[STATED PROBLEM]:
Copy the data exactly; pictures stay out of the copy.

(Collection entries)

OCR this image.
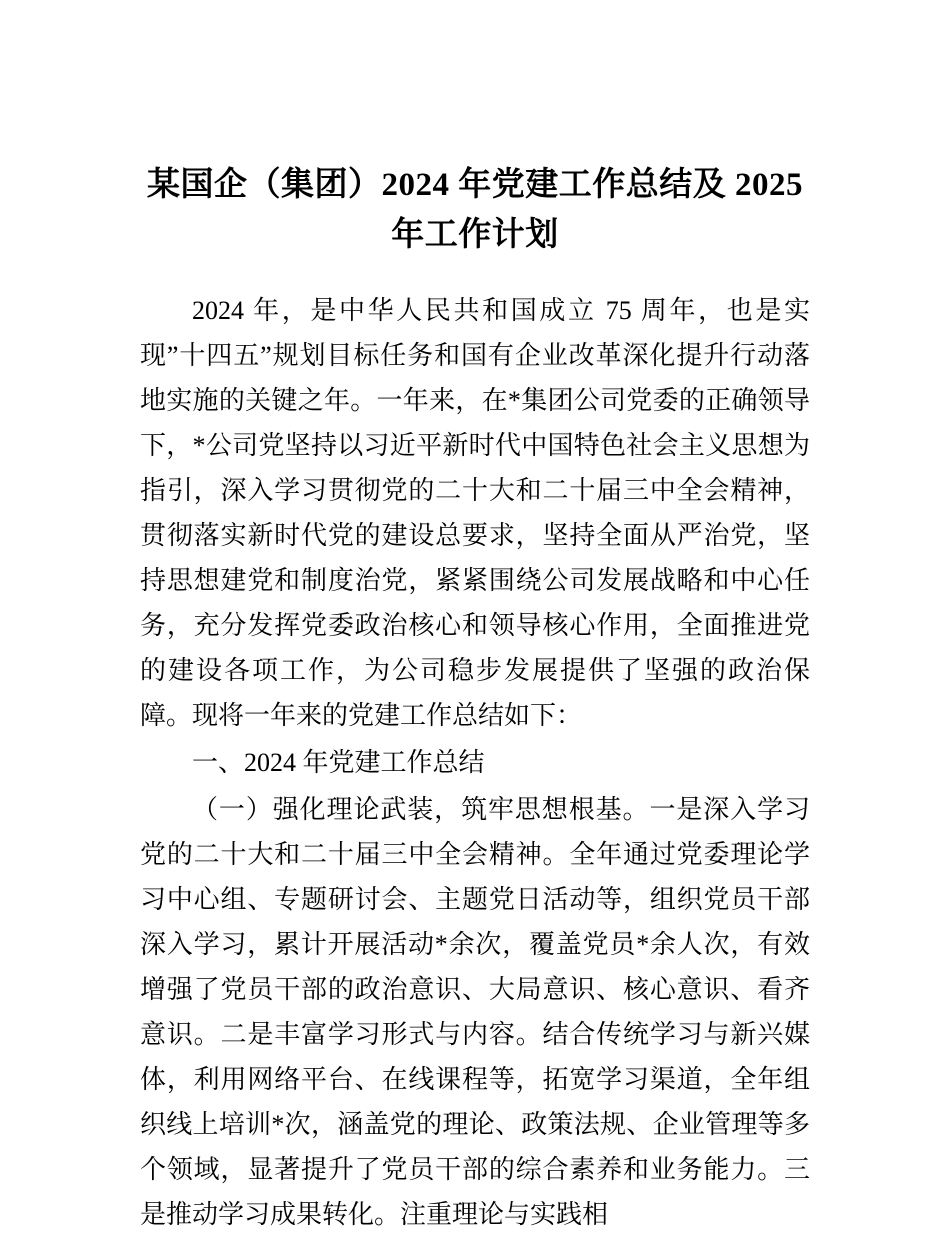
某国企（集团）2024 年党建工作总结及 2025 年工作计划

2024 年，是中华人民共和国成立 75 周年，也是实现”十四五”规划目标任务和国有企业改革深化提升行动落地实施的关键之年。一年来，在*集团公司党委的正确领导下，*公司党坚持以习近平新时代中国特色社会主义思想为指引，深入学习贯彻党的二十大和二十届三中全会精神，贯彻落实新时代党的建设总要求，坚持全面从严治党，坚持思想建党和制度治党，紧紧围绕公司发展战略和中心任务，充分发挥党委政治核心和领导核心作用，全面推进党的建设各项工作，为公司稳步发展提供了坚强的政治保障。现将一年来的党建工作总结如下：

一、2024 年党建工作总结

（一）强化理论武装，筑牢思想根基。一是深入学习党的二十大和二十届三中全会精神。全年通过党委理论学习中心组、专题研讨会、主题党日活动等，组织党员干部深入学习，累计开展活动*余次，覆盖党员*余人次，有效增强了党员干部的政治意识、大局意识、核心意识、看齐意识。二是丰富学习形式与内容。结合传统学习与新兴媒体，利用网络平台、在线课程等，拓宽学习渠道，全年组织线上培训*次，涵盖党的理论、政策法规、企业管理等多个领域，显著提升了党员干部的综合素养和业务能力。三是推动学习成果转化。注重理论与实践相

[OUTPUT FOR THIS EXERCISE]:
OCR this image.
某国企（集团）2024 年党建工作总结及 2025 年工作计划

2024 年，是中华人民共和国成立 75 周年，也是实现”十四五”规划目标任务和国有企业改革深化提升行动落地实施的关键之年。一年来，在*集团公司党委的正确领导下，*公司党坚持以习近平新时代中国特色社会主义思想为指引，深入学习贯彻党的二十大和二十届三中全会精神，贯彻落实新时代党的建设总要求，坚持全面从严治党，坚持思想建党和制度治党，紧紧围绕公司发展战略和中心任务，充分发挥党委政治核心和领导核心作用，全面推进党的建设各项工作，为公司稳步发展提供了坚强的政治保障。现将一年来的党建工作总结如下：

一、2024 年党建工作总结

（一）强化理论武装，筑牢思想根基。一是深入学习党的二十大和二十届三中全会精神。全年通过党委理论学习中心组、专题研讨会、主题党日活动等，组织党员干部深入学习，累计开展活动*余次，覆盖党员*余人次，有效增强了党员干部的政治意识、大局意识、核心意识、看齐意识。二是丰富学习形式与内容。结合传统学习与新兴媒体，利用网络平台、在线课程等，拓宽学习渠道，全年组织线上培训*次，涵盖党的理论、政策法规、企业管理等多个领域，显著提升了党员干部的综合素养和业务能力。三是推动学习成果转化。注重理论与实践相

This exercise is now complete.